Extracted records:

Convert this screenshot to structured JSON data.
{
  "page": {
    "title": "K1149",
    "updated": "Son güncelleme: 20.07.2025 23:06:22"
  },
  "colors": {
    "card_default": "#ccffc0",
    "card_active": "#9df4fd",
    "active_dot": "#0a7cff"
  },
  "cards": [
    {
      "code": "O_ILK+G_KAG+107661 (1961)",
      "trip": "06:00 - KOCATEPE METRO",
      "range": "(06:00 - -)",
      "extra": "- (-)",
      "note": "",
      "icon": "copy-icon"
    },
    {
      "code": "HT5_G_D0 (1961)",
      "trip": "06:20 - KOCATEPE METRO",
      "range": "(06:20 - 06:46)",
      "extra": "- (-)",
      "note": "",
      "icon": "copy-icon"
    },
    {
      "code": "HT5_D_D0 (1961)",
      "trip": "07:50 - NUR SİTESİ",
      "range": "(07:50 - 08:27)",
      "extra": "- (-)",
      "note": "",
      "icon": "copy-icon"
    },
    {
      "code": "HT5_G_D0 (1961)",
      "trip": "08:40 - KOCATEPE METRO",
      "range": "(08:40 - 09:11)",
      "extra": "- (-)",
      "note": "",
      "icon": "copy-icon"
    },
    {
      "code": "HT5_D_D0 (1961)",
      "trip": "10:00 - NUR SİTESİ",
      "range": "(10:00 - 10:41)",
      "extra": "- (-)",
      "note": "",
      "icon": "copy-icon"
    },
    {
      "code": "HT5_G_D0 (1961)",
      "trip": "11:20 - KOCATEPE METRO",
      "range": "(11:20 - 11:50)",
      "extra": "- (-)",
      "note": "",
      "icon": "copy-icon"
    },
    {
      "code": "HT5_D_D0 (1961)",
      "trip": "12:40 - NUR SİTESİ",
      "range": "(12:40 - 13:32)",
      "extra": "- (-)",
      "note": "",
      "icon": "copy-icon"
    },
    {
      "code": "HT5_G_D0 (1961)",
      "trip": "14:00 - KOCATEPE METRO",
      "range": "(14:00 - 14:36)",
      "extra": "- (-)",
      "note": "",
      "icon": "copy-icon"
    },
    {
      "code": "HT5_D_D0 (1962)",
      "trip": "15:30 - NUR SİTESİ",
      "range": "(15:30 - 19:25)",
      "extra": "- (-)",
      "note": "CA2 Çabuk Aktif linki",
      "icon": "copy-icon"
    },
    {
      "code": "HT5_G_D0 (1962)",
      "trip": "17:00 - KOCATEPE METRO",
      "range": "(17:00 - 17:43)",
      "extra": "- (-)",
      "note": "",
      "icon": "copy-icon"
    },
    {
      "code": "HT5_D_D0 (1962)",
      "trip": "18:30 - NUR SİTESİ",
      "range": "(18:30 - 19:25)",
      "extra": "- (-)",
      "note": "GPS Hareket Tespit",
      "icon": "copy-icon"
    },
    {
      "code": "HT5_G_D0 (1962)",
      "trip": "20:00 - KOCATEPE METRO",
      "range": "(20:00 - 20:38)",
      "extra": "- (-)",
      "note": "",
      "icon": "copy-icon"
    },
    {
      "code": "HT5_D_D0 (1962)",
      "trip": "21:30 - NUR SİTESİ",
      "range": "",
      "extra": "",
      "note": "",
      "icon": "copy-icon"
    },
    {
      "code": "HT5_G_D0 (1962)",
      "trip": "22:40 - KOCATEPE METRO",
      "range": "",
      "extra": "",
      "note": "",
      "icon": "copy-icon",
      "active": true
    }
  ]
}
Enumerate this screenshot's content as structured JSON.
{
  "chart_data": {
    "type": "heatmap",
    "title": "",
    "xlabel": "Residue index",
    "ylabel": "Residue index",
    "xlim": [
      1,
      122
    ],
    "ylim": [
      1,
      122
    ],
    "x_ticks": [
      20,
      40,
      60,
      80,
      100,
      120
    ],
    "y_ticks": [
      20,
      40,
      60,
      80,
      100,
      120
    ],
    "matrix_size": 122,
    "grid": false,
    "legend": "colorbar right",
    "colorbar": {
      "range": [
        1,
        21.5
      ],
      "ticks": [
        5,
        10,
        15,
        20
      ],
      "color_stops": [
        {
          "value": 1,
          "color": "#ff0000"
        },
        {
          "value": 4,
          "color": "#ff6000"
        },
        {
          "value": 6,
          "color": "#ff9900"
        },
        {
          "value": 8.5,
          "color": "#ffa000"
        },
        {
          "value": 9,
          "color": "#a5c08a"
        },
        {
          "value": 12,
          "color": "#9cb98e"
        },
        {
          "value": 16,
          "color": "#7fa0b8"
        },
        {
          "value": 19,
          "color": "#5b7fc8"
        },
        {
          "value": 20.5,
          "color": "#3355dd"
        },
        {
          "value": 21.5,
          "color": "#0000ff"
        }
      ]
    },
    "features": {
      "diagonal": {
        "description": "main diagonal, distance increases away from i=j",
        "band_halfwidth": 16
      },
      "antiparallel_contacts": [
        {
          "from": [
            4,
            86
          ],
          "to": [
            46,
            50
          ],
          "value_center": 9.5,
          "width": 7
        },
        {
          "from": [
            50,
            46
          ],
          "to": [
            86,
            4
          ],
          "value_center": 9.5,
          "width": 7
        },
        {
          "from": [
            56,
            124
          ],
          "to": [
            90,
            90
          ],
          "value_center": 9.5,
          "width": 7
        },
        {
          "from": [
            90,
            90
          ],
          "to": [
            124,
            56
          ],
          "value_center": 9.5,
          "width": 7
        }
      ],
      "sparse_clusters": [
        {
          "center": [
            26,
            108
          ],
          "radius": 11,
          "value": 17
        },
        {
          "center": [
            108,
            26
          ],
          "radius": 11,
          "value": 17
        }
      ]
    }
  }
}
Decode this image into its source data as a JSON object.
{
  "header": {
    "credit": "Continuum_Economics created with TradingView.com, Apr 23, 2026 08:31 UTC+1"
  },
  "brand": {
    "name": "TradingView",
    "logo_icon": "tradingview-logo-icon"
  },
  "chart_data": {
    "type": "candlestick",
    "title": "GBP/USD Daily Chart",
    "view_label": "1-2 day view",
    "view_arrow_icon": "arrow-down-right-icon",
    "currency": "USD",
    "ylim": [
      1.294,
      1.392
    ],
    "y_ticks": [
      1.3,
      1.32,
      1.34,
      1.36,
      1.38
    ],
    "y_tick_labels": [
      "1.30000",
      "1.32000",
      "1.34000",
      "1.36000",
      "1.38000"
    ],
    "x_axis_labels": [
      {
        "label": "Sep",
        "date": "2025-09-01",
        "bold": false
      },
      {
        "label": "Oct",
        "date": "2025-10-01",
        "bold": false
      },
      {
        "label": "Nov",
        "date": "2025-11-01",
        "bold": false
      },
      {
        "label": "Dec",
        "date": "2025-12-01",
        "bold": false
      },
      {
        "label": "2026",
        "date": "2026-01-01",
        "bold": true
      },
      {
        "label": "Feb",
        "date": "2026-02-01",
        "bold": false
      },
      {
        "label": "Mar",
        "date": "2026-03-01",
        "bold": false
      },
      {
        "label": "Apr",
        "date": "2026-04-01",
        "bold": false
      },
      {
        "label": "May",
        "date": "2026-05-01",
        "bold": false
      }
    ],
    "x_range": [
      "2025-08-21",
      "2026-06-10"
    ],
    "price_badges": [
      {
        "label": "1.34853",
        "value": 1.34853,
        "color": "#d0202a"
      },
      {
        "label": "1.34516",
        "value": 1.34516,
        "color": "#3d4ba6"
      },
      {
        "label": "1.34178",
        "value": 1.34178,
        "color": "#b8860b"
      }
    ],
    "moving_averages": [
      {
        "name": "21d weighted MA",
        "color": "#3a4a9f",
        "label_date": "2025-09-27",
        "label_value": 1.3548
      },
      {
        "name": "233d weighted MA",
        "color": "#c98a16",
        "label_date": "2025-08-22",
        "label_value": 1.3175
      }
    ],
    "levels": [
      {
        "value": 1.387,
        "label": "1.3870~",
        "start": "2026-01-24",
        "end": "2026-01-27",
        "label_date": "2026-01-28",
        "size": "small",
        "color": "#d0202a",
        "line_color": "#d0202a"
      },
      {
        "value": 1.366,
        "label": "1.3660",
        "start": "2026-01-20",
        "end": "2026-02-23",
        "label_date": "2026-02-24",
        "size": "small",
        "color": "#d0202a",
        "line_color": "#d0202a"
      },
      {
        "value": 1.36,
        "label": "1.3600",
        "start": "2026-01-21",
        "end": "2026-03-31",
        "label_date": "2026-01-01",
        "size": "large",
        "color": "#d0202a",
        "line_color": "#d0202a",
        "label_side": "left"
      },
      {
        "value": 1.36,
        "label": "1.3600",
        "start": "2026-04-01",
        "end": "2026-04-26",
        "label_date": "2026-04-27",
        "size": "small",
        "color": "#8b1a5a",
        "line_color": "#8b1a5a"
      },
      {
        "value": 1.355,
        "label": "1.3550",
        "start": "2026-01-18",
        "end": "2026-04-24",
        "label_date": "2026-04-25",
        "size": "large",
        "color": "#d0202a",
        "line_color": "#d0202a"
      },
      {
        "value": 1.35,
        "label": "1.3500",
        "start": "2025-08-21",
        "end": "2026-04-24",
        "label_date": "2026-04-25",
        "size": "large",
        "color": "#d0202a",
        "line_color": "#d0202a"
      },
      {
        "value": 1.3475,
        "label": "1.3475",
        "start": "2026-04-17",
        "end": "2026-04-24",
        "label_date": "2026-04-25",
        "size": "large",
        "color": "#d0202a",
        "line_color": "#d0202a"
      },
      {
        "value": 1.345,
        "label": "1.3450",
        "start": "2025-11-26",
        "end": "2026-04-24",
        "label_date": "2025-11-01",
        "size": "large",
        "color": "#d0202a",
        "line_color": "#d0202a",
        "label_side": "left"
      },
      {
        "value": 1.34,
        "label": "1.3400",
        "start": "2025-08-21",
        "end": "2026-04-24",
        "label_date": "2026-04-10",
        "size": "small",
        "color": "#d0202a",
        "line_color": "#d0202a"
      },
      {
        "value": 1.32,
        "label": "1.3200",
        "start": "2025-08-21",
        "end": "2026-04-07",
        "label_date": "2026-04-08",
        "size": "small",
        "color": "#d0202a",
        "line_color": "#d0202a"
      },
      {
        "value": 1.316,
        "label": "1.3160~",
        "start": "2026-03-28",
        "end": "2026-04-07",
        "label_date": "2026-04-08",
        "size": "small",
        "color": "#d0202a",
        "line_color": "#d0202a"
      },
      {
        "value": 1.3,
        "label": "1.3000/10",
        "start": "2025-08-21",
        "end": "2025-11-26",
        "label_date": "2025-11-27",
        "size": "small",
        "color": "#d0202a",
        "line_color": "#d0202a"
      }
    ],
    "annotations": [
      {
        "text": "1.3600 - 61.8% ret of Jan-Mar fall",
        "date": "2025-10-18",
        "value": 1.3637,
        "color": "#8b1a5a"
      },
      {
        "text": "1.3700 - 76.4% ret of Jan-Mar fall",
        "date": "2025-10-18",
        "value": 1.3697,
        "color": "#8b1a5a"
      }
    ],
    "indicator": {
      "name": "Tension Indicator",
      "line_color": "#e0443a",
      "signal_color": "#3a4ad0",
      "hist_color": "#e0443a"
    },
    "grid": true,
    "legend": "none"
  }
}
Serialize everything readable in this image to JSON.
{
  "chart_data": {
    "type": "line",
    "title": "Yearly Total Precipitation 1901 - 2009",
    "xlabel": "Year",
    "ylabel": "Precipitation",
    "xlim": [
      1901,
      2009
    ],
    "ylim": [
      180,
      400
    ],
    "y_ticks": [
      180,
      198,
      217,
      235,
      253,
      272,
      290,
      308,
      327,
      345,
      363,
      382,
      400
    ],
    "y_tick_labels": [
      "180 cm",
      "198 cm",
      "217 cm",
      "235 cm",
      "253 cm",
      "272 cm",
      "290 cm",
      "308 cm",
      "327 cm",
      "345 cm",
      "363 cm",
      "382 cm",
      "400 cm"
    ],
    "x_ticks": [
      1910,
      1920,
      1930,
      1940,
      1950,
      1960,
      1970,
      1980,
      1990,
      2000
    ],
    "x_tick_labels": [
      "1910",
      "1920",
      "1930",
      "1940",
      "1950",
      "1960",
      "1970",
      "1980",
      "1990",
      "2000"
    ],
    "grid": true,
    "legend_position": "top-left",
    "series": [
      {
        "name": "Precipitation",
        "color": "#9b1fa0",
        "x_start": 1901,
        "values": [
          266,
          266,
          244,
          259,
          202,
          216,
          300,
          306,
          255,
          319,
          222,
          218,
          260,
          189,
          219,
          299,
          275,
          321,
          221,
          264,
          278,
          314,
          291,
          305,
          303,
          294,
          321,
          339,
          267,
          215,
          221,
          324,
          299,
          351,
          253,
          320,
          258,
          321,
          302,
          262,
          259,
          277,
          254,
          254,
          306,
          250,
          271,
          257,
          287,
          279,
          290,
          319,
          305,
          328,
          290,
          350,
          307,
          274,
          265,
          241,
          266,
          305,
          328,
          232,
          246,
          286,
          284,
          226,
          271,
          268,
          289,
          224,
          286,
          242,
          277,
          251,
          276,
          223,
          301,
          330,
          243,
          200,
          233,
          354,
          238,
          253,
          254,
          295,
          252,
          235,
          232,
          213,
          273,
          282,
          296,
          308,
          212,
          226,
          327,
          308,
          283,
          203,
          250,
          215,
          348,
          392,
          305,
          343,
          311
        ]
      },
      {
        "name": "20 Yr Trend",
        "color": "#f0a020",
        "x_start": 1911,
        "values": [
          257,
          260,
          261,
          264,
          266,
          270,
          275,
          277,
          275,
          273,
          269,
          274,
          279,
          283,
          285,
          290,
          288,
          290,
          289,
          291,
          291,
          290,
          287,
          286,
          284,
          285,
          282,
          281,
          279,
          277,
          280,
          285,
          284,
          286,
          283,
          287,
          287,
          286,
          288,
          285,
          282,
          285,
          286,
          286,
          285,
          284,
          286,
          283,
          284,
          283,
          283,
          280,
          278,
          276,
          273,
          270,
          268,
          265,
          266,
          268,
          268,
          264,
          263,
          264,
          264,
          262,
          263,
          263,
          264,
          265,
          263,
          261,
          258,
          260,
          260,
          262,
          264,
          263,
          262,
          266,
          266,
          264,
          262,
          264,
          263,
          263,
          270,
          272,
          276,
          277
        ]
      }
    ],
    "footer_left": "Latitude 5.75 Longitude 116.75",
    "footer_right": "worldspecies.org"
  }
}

# YOUR OBJECTIVE
Of the lines in this listing, report how many contain the string "weighted", and give the number only.

# OUTPUT OF THE TASK
2